• **Exercise prompt**:
Reproduce the records below in full and exactly, without their images.

--- START Input rows ---

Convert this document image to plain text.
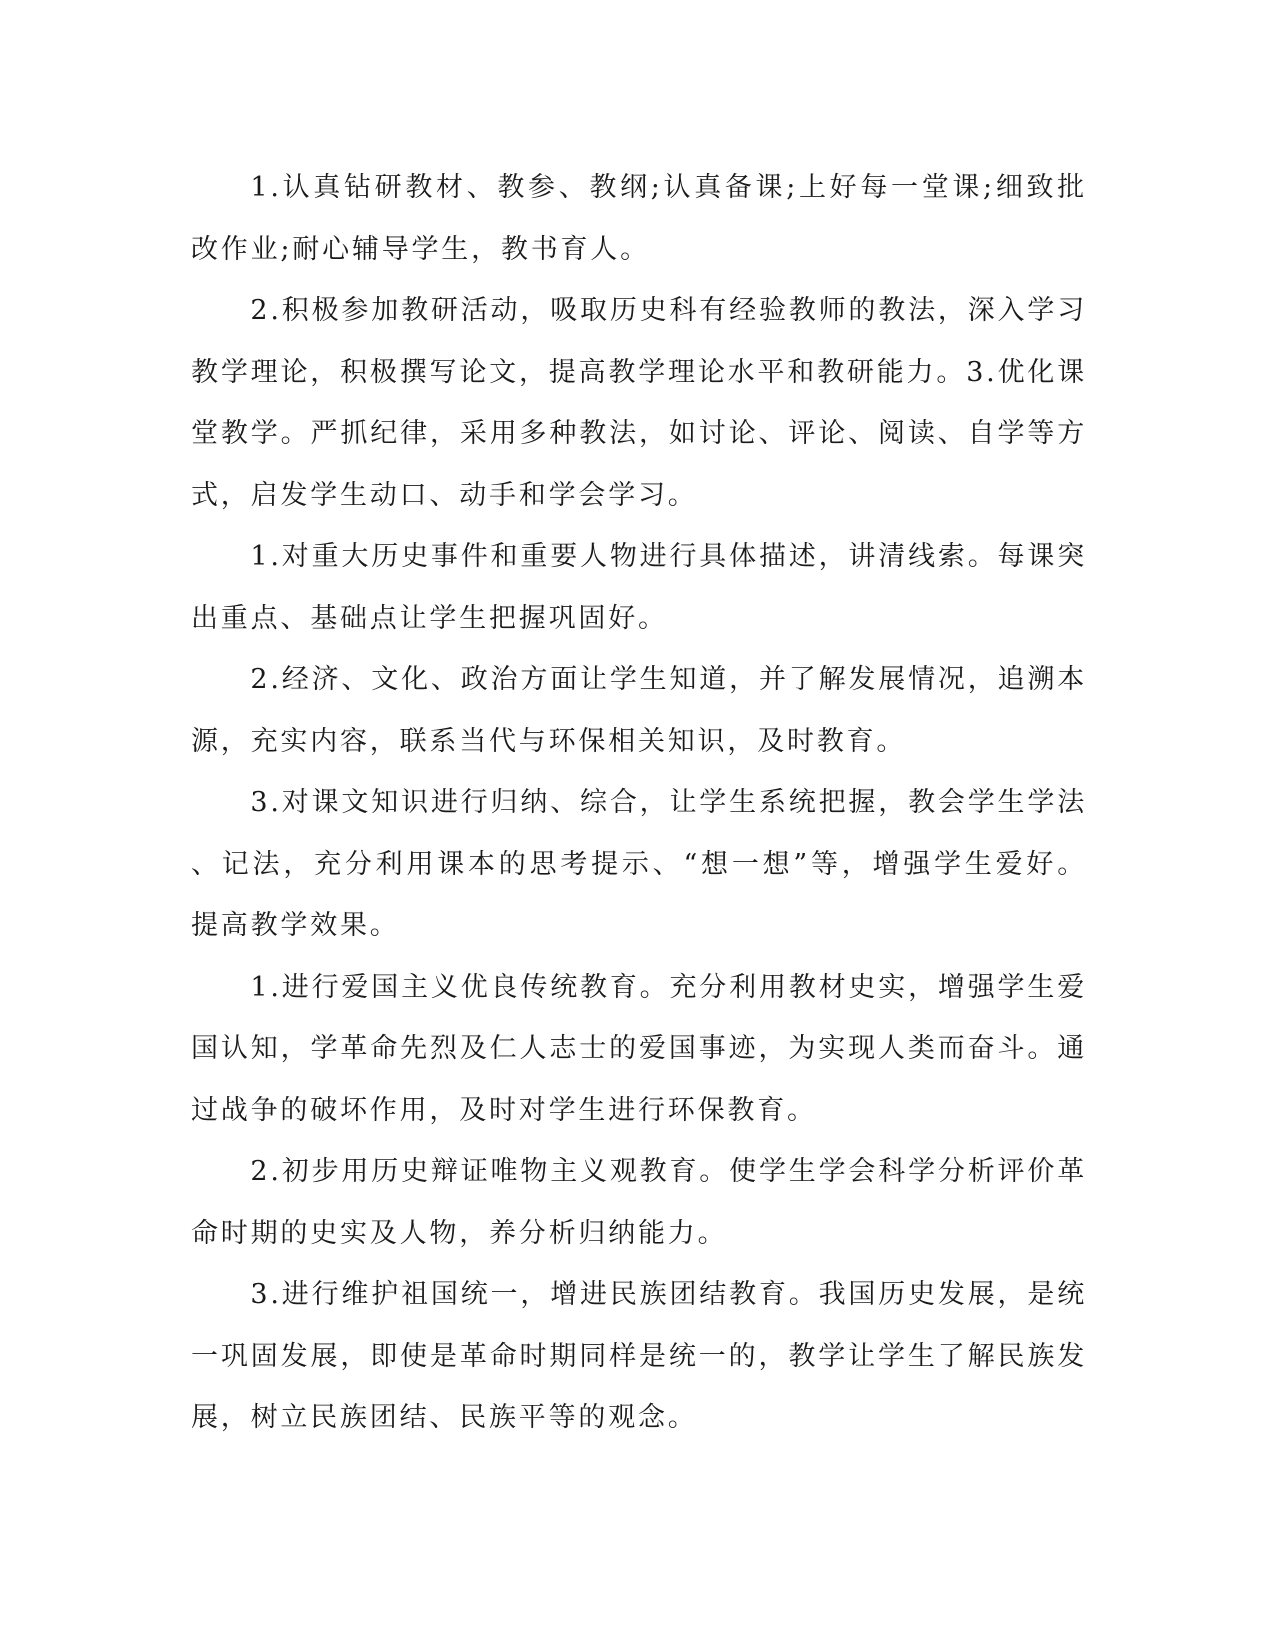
1.认真钻研教材、教参、教纲;认真备课;上好每一堂课;细致批改作业;耐心辅导学生，教书育人。

2.积极参加教研活动，吸取历史科有经验教师的教法，深入学习教学理论，积极撰写论文，提高教学理论水平和教研能力。3.优化课堂教学。严抓纪律，采用多种教法，如讨论、评论、阅读、自学等方式，启发学生动口、动手和学会学习。

1.对重大历史事件和重要人物进行具体描述，讲清线索。每课突出重点、基础点让学生把握巩固好。

2.经济、文化、政治方面让学生知道，并了解发展情况，追溯本源，充实内容，联系当代与环保相关知识，及时教育。

3.对课文知识进行归纳、综合，让学生系统把握，教会学生学法、记法，充分利用课本的思考提示、“想一想”等，增强学生爱好。提高教学效果。

1.进行爱国主义优良传统教育。充分利用教材史实，增强学生爱国认知，学革命先烈及仁人志士的爱国事迹，为实现人类而奋斗。通过战争的破坏作用，及时对学生进行环保教育。

2.初步用历史辩证唯物主义观教育。使学生学会科学分析评价革命时期的史实及人物，养分析归纳能力。

3.进行维护祖国统一，增进民族团结教育。我国历史发展，是统一巩固发展，即使是革命时期同样是统一的，教学让学生了解民族发展，树立民族团结、民族平等的观念。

--- END Input rows ---

• **Expected output**:
Convert this document image to plain text.
1.认真钻研教材、教参、教纲;认真备课;上好每一堂课;细致批改作业;耐心辅导学生，教书育人。

2.积极参加教研活动，吸取历史科有经验教师的教法，深入学习教学理论，积极撰写论文，提高教学理论水平和教研能力。3.优化课堂教学。严抓纪律，采用多种教法，如讨论、评论、阅读、自学等方式，启发学生动口、动手和学会学习。

1.对重大历史事件和重要人物进行具体描述，讲清线索。每课突出重点、基础点让学生把握巩固好。

2.经济、文化、政治方面让学生知道，并了解发展情况，追溯本源，充实内容，联系当代与环保相关知识，及时教育。

3.对课文知识进行归纳、综合，让学生系统把握，教会学生学法、记法，充分利用课本的思考提示、“想一想”等，增强学生爱好。提高教学效果。

1.进行爱国主义优良传统教育。充分利用教材史实，增强学生爱国认知，学革命先烈及仁人志士的爱国事迹，为实现人类而奋斗。通过战争的破坏作用，及时对学生进行环保教育。

2.初步用历史辩证唯物主义观教育。使学生学会科学分析评价革命时期的史实及人物，养分析归纳能力。

3.进行维护祖国统一，增进民族团结教育。我国历史发展，是统一巩固发展，即使是革命时期同样是统一的，教学让学生了解民族发展，树立民族团结、民族平等的观念。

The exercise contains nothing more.